--- Dataset extract ---
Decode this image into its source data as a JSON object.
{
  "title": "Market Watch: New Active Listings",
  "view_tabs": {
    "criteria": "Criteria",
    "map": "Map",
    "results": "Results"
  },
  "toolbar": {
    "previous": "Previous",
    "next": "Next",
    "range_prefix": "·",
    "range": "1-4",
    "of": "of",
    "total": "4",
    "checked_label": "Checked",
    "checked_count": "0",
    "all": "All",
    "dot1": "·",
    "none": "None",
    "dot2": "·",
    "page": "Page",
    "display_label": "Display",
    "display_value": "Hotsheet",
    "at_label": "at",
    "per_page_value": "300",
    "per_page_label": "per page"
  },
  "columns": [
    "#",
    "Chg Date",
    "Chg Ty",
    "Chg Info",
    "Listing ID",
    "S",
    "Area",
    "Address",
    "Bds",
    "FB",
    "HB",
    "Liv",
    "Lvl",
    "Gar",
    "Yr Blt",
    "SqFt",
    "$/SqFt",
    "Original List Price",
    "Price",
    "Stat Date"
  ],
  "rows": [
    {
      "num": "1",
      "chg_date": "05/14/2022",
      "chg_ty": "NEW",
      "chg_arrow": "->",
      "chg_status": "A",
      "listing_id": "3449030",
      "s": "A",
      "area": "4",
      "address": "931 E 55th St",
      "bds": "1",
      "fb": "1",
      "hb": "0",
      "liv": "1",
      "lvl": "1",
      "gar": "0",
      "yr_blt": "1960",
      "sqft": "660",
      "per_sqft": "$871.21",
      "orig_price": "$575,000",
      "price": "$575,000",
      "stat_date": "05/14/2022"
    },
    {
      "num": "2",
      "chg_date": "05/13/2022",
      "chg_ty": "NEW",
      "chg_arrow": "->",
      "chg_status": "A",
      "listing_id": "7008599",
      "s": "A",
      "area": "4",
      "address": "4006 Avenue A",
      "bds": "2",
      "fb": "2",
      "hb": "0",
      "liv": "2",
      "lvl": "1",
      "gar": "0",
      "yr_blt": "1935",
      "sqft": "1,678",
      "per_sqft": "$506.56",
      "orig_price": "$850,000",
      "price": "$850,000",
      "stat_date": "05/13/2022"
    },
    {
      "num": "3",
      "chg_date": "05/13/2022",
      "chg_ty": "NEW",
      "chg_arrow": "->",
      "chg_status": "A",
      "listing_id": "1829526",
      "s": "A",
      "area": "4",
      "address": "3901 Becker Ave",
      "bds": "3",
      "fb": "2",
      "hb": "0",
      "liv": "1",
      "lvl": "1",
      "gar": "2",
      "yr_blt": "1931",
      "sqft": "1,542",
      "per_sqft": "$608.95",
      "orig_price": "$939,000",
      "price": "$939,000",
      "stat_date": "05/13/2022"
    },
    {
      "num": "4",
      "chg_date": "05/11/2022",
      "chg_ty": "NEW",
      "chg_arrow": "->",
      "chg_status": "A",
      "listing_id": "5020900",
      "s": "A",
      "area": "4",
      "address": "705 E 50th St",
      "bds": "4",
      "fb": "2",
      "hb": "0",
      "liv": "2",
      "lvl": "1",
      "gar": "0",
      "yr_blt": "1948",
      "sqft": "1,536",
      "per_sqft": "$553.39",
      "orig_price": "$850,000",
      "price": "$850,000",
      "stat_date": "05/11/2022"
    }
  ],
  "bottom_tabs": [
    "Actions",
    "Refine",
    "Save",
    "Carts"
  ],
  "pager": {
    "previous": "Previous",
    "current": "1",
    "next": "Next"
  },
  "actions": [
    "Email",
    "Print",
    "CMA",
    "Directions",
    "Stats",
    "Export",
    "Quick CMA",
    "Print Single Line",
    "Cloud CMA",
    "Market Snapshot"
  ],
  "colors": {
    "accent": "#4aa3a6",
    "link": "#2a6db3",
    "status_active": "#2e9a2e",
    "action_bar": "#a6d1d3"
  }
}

--- Stated exercise ---
Please reproduce every line of the material word for word.

--- Task solution ---
Decode this image into its source data as a JSON object.
{
  "title": "Market Watch: New Active Listings",
  "view_tabs": {
    "criteria": "Criteria",
    "map": "Map",
    "results": "Results"
  },
  "toolbar": {
    "previous": "Previous",
    "next": "Next",
    "range_prefix": "·",
    "range": "1-4",
    "of": "of",
    "total": "4",
    "checked_label": "Checked",
    "checked_count": "0",
    "all": "All",
    "dot1": "·",
    "none": "None",
    "dot2": "·",
    "page": "Page",
    "display_label": "Display",
    "display_value": "Hotsheet",
    "at_label": "at",
    "per_page_value": "300",
    "per_page_label": "per page"
  },
  "columns": [
    "#",
    "Chg Date",
    "Chg Ty",
    "Chg Info",
    "Listing ID",
    "S",
    "Area",
    "Address",
    "Bds",
    "FB",
    "HB",
    "Liv",
    "Lvl",
    "Gar",
    "Yr Blt",
    "SqFt",
    "$/SqFt",
    "Original List Price",
    "Price",
    "Stat Date"
  ],
  "rows": [
    {
      "num": "1",
      "chg_date": "05/14/2022",
      "chg_ty": "NEW",
      "chg_arrow": "->",
      "chg_status": "A",
      "listing_id": "3449030",
      "s": "A",
      "area": "4",
      "address": "931 E 55th St",
      "bds": "1",
      "fb": "1",
      "hb": "0",
      "liv": "1",
      "lvl": "1",
      "gar": "0",
      "yr_blt": "1960",
      "sqft": "660",
      "per_sqft": "$871.21",
      "orig_price": "$575,000",
      "price": "$575,000",
      "stat_date": "05/14/2022"
    },
    {
      "num": "2",
      "chg_date": "05/13/2022",
      "chg_ty": "NEW",
      "chg_arrow": "->",
      "chg_status": "A",
      "listing_id": "7008599",
      "s": "A",
      "area": "4",
      "address": "4006 Avenue A",
      "bds": "2",
      "fb": "2",
      "hb": "0",
      "liv": "2",
      "lvl": "1",
      "gar": "0",
      "yr_blt": "1935",
      "sqft": "1,678",
      "per_sqft": "$506.56",
      "orig_price": "$850,000",
      "price": "$850,000",
      "stat_date": "05/13/2022"
    },
    {
      "num": "3",
      "chg_date": "05/13/2022",
      "chg_ty": "NEW",
      "chg_arrow": "->",
      "chg_status": "A",
      "listing_id": "1829526",
      "s": "A",
      "area": "4",
      "address": "3901 Becker Ave",
      "bds": "3",
      "fb": "2",
      "hb": "0",
      "liv": "1",
      "lvl": "1",
      "gar": "2",
      "yr_blt": "1931",
      "sqft": "1,542",
      "per_sqft": "$608.95",
      "orig_price": "$939,000",
      "price": "$939,000",
      "stat_date": "05/13/2022"
    },
    {
      "num": "4",
      "chg_date": "05/11/2022",
      "chg_ty": "NEW",
      "chg_arrow": "->",
      "chg_status": "A",
      "listing_id": "5020900",
      "s": "A",
      "area": "4",
      "address": "705 E 50th St",
      "bds": "4",
      "fb": "2",
      "hb": "0",
      "liv": "2",
      "lvl": "1",
      "gar": "0",
      "yr_blt": "1948",
      "sqft": "1,536",
      "per_sqft": "$553.39",
      "orig_price": "$850,000",
      "price": "$850,000",
      "stat_date": "05/11/2022"
    }
  ],
  "bottom_tabs": [
    "Actions",
    "Refine",
    "Save",
    "Carts"
  ],
  "pager": {
    "previous": "Previous",
    "current": "1",
    "next": "Next"
  },
  "actions": [
    "Email",
    "Print",
    "CMA",
    "Directions",
    "Stats",
    "Export",
    "Quick CMA",
    "Print Single Line",
    "Cloud CMA",
    "Market Snapshot"
  ],
  "colors": {
    "accent": "#4aa3a6",
    "link": "#2a6db3",
    "status_active": "#2e9a2e",
    "action_bar": "#a6d1d3"
  }
}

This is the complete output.